• **WHAT YOU HAVE TO DO**
Where a line below holds the string "colors", copy that line.

• **PROVIDED DATA**
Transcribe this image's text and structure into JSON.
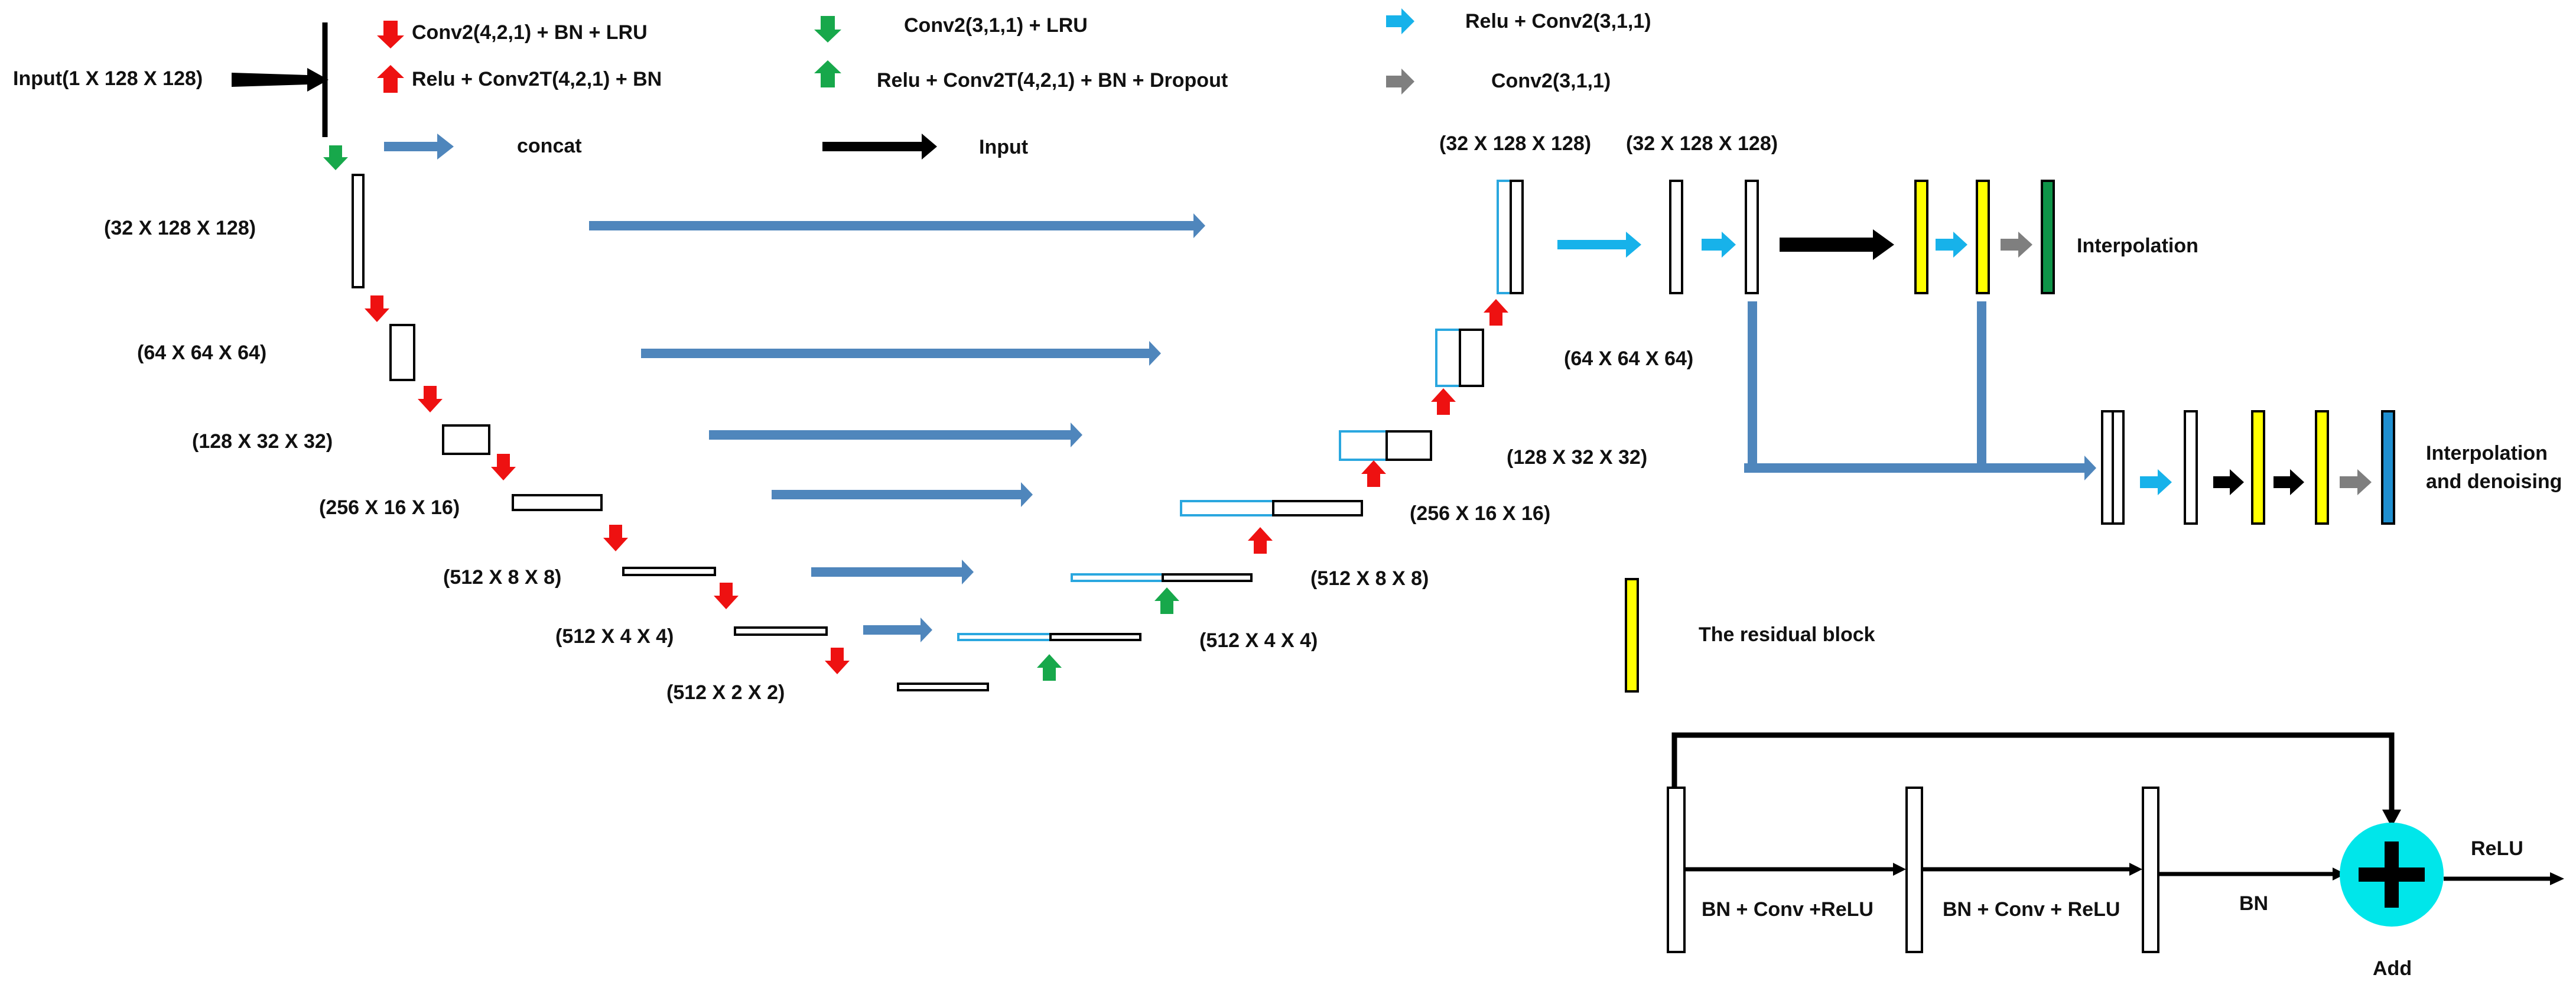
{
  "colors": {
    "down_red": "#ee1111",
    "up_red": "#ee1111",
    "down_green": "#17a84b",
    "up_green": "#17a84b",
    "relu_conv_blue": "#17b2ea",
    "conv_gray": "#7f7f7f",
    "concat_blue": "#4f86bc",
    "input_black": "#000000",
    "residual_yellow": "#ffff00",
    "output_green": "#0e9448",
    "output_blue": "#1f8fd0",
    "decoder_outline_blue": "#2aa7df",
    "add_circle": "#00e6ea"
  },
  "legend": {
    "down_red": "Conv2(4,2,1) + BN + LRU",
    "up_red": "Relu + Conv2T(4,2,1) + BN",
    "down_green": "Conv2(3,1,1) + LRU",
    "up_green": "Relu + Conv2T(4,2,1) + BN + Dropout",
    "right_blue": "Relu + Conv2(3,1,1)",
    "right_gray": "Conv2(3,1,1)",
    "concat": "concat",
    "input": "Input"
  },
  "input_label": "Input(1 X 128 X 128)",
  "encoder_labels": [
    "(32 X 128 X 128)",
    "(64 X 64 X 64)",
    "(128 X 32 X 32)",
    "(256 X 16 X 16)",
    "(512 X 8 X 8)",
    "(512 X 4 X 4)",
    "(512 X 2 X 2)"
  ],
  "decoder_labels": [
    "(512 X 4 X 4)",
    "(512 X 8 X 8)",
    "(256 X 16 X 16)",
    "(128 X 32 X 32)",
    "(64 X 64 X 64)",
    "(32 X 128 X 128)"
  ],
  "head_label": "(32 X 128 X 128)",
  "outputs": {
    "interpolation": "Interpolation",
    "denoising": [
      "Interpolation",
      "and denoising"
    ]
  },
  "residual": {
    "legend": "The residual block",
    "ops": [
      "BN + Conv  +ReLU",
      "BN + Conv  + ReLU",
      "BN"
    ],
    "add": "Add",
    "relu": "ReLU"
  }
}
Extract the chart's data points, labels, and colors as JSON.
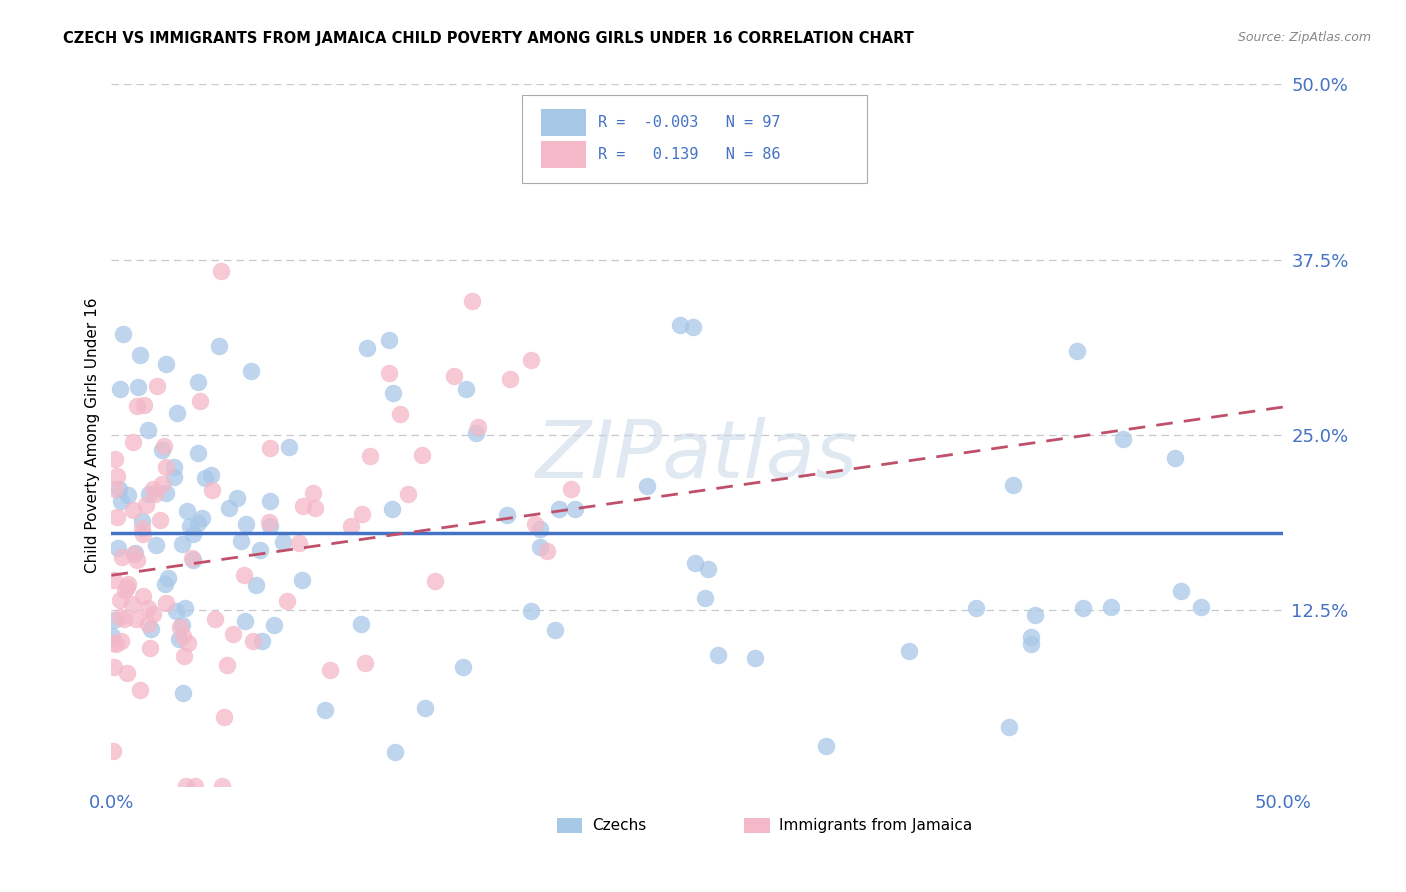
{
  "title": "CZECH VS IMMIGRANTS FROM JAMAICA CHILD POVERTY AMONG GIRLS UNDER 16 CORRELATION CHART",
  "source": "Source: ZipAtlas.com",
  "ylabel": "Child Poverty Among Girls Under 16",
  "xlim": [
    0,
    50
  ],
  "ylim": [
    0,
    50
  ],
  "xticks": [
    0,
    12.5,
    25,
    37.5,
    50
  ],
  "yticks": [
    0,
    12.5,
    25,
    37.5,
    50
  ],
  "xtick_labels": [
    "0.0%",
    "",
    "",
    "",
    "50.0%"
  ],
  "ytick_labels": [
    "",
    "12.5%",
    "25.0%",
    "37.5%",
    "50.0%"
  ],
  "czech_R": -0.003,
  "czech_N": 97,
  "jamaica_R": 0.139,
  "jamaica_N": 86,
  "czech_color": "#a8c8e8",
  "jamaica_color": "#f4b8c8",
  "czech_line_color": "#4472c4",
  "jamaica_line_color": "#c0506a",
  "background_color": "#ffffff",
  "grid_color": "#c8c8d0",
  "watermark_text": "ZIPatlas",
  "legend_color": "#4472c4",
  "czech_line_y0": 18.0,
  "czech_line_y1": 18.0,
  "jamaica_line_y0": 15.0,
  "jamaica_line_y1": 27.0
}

...

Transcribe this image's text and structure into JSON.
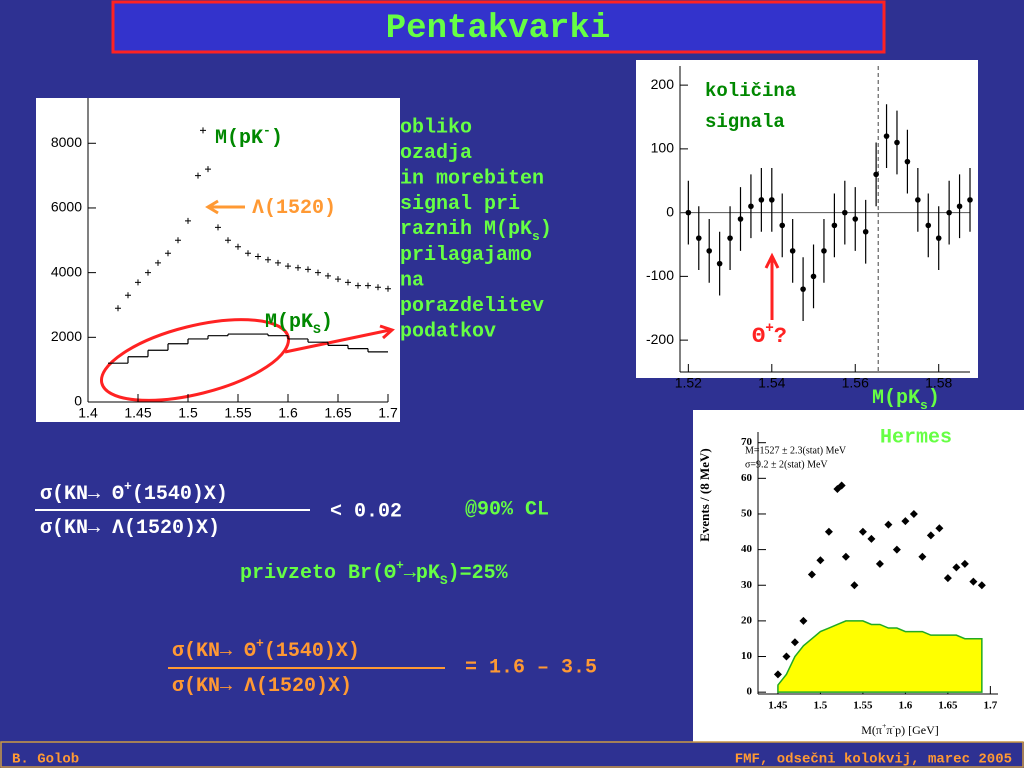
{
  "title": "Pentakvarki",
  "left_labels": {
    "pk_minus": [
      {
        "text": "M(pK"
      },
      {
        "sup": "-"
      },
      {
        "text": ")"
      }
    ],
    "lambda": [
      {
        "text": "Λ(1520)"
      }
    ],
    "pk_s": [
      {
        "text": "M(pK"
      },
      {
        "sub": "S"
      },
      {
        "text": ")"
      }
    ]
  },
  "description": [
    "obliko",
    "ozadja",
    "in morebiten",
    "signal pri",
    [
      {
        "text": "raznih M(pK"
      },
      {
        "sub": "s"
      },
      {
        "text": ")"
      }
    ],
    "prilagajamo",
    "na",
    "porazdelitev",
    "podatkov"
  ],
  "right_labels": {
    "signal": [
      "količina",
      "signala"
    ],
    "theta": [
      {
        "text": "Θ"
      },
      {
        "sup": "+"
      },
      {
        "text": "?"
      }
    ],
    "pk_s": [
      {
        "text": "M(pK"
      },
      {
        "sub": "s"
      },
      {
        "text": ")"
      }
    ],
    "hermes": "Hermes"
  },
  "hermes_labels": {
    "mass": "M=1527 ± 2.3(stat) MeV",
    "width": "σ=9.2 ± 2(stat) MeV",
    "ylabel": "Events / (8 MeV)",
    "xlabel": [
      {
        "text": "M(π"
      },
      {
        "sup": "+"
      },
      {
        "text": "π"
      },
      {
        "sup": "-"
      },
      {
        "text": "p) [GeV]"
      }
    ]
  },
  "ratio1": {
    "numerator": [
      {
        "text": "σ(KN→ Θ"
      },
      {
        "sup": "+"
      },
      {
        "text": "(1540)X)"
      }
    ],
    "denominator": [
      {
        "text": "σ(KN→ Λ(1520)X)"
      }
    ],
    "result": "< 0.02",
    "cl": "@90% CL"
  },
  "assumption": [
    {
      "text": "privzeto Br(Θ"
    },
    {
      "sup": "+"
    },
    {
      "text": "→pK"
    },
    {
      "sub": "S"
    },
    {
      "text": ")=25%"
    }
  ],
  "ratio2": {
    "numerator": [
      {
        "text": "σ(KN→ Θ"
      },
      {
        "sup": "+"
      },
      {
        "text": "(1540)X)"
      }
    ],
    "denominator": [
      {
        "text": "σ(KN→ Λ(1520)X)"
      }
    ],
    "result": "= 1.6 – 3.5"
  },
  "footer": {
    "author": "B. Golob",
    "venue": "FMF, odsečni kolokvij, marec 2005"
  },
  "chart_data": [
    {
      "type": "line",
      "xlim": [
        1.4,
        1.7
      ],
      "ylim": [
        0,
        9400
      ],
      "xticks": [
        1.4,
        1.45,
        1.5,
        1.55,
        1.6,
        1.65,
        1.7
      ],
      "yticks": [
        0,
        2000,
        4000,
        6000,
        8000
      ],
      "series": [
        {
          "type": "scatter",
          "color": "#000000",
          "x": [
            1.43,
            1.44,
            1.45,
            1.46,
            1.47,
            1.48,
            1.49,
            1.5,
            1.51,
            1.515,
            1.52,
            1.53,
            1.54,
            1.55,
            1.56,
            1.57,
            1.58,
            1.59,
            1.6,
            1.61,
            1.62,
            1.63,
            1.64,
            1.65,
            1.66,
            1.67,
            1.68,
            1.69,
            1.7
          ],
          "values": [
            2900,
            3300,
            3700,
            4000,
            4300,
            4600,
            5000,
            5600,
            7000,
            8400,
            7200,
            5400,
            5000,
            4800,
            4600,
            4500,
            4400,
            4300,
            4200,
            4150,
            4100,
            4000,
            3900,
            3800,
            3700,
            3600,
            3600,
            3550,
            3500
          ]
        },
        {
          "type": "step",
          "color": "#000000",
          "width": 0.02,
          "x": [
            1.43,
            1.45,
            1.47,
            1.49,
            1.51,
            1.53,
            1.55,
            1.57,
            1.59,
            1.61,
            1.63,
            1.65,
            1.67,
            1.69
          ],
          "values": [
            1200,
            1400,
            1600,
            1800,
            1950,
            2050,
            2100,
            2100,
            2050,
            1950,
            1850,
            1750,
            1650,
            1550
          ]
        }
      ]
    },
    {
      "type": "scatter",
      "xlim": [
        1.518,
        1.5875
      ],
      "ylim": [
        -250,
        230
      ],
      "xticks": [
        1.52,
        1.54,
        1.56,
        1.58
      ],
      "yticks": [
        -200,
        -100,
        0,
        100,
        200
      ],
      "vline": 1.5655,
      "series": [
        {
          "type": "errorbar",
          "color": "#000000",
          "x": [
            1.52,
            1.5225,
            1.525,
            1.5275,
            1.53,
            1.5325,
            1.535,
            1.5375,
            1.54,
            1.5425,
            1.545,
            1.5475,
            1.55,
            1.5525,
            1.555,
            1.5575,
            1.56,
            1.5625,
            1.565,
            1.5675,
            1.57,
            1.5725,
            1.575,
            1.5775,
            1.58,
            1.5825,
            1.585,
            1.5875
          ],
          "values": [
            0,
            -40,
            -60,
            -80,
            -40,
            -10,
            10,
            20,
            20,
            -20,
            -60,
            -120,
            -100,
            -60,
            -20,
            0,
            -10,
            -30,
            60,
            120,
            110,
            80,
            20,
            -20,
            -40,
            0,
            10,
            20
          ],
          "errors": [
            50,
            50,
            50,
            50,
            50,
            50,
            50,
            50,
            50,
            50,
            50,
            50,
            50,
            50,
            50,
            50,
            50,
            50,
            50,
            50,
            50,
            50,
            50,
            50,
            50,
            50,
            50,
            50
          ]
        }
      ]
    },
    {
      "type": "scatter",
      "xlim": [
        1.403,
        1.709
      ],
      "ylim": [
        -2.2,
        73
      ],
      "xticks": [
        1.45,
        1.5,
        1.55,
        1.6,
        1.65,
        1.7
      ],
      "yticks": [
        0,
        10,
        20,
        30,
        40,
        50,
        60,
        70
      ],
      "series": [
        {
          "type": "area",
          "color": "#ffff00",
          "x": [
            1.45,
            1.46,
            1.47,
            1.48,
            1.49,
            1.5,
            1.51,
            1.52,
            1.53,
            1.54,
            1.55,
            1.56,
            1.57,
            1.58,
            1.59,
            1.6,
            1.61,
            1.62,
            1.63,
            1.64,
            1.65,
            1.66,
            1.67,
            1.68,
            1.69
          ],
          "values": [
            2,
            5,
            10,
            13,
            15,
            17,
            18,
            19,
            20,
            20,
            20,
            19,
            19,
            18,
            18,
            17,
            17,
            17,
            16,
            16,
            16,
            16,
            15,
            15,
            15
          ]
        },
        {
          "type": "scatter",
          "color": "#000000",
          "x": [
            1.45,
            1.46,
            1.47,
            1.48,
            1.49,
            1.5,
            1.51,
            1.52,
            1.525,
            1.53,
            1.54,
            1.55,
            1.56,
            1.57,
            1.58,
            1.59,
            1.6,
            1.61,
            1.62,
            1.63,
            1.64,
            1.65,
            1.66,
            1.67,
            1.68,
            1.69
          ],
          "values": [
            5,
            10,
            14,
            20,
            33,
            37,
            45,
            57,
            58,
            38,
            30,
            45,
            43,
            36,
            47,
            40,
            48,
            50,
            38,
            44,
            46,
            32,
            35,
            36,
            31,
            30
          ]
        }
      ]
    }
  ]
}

• **REPLY TO THE EXERCISE**
  "colors": {
Extract the chart's data points, labels, and colors as JSON.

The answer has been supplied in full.